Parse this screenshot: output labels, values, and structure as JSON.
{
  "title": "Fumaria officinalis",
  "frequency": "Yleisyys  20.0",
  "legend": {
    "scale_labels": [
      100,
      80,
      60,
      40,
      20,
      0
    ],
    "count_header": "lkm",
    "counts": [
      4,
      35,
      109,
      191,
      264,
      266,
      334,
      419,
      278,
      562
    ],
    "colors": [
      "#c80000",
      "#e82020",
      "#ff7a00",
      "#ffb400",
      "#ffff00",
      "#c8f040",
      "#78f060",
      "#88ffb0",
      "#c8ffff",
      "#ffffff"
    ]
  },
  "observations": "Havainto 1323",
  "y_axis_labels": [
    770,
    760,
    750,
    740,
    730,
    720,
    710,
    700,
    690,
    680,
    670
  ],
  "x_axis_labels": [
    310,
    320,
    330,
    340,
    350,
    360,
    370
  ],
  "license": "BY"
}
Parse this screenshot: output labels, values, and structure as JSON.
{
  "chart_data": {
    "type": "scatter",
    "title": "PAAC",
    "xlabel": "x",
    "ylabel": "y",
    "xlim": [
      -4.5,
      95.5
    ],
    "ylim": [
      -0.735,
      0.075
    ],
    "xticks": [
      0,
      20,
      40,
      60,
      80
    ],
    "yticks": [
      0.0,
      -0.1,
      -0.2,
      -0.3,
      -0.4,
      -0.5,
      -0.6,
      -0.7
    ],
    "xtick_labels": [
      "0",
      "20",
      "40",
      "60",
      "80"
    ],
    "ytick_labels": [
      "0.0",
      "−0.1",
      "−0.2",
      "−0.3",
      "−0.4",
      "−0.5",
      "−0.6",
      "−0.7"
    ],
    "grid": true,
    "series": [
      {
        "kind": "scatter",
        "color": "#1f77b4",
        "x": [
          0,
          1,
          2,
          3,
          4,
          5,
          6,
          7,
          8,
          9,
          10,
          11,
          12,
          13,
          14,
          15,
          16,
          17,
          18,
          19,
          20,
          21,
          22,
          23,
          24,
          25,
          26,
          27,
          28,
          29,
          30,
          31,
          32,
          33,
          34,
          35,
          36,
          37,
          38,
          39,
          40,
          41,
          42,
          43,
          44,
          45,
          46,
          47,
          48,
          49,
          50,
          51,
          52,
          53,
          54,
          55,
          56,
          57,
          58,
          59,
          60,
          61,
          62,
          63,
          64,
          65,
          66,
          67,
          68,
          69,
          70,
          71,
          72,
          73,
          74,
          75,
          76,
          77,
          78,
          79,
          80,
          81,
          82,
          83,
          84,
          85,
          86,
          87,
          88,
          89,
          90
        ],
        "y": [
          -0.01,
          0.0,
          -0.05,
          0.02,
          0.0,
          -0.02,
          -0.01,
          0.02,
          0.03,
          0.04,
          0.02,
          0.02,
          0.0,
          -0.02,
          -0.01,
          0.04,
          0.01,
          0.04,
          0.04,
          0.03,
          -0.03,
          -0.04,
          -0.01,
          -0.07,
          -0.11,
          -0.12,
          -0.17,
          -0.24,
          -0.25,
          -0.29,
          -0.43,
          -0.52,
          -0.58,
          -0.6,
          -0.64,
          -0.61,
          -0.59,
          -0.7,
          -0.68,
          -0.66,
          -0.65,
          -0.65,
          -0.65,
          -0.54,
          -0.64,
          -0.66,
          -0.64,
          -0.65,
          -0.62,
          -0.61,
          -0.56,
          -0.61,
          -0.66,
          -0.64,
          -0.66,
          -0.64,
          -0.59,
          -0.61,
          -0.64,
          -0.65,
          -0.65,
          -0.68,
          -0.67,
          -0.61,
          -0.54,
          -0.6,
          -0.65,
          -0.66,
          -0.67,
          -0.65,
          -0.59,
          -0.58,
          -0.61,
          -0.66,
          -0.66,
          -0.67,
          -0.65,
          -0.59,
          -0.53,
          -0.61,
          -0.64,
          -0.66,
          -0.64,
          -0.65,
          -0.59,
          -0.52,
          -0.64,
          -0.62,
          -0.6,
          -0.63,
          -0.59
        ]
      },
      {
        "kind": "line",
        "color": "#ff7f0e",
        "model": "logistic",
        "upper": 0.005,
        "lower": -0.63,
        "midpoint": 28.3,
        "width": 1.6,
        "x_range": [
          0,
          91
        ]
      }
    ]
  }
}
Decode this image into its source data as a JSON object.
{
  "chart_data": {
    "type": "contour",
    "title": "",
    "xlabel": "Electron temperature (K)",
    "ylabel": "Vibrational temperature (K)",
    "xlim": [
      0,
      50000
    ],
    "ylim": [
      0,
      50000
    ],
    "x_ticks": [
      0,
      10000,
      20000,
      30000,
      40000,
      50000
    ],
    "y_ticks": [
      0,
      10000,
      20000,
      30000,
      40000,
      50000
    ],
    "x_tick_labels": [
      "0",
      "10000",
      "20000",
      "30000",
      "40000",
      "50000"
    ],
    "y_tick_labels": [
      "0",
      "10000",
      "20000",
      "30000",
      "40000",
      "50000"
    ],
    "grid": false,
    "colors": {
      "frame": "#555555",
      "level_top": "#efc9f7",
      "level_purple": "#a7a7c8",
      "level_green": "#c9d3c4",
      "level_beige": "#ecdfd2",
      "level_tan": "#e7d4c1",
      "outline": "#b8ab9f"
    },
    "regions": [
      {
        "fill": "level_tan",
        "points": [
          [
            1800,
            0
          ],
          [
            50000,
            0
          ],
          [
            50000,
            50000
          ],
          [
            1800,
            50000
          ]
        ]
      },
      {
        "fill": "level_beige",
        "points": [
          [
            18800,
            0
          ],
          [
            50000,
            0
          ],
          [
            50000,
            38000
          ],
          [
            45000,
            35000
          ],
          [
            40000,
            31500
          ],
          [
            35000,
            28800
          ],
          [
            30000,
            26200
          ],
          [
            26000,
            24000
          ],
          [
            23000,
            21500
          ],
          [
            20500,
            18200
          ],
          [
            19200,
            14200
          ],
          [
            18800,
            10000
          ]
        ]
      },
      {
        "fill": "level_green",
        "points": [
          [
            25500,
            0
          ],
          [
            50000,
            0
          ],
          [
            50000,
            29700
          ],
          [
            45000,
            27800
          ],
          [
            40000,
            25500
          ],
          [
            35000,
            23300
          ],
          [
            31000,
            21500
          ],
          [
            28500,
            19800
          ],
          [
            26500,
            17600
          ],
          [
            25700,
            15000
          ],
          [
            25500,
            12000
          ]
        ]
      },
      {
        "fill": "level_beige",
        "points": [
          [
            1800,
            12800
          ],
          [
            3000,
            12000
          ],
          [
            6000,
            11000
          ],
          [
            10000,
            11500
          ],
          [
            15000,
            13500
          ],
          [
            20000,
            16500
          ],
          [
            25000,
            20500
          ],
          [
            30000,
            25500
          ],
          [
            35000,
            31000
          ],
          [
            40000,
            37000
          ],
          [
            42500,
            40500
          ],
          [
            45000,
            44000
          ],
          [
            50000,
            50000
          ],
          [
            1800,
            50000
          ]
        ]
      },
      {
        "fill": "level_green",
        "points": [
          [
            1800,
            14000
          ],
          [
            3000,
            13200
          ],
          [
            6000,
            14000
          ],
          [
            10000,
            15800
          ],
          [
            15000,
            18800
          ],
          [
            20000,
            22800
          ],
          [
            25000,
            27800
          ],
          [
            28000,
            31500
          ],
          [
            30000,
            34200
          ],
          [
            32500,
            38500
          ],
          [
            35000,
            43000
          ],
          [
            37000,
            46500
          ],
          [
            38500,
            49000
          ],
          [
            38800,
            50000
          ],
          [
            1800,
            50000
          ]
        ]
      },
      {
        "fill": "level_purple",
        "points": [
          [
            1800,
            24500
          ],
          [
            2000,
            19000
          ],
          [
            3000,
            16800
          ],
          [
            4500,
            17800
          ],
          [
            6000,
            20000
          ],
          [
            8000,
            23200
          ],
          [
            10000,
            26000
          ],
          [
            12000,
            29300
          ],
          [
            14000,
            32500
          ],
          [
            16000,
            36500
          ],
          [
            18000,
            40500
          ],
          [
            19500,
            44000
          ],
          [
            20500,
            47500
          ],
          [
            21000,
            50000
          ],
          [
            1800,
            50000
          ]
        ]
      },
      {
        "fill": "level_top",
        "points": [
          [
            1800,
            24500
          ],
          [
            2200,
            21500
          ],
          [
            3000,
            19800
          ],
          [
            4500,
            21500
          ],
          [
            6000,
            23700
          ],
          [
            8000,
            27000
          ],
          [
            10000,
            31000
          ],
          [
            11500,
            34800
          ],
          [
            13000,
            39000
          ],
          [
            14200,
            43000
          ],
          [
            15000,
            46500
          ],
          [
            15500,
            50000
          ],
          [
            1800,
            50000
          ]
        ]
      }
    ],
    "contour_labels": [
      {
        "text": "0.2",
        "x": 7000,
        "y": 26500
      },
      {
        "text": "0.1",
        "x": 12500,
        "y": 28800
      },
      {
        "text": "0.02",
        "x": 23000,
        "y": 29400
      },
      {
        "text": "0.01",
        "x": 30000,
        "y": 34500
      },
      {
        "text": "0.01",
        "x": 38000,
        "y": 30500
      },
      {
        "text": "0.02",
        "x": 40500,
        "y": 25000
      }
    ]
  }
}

**Task requirements:**
Find every line in the records that contains the word "title"; copy those lines.

**Solution to this problem:**
  "title": "Fumaria officinalis",
    "title": "PAAC",
    "title": "",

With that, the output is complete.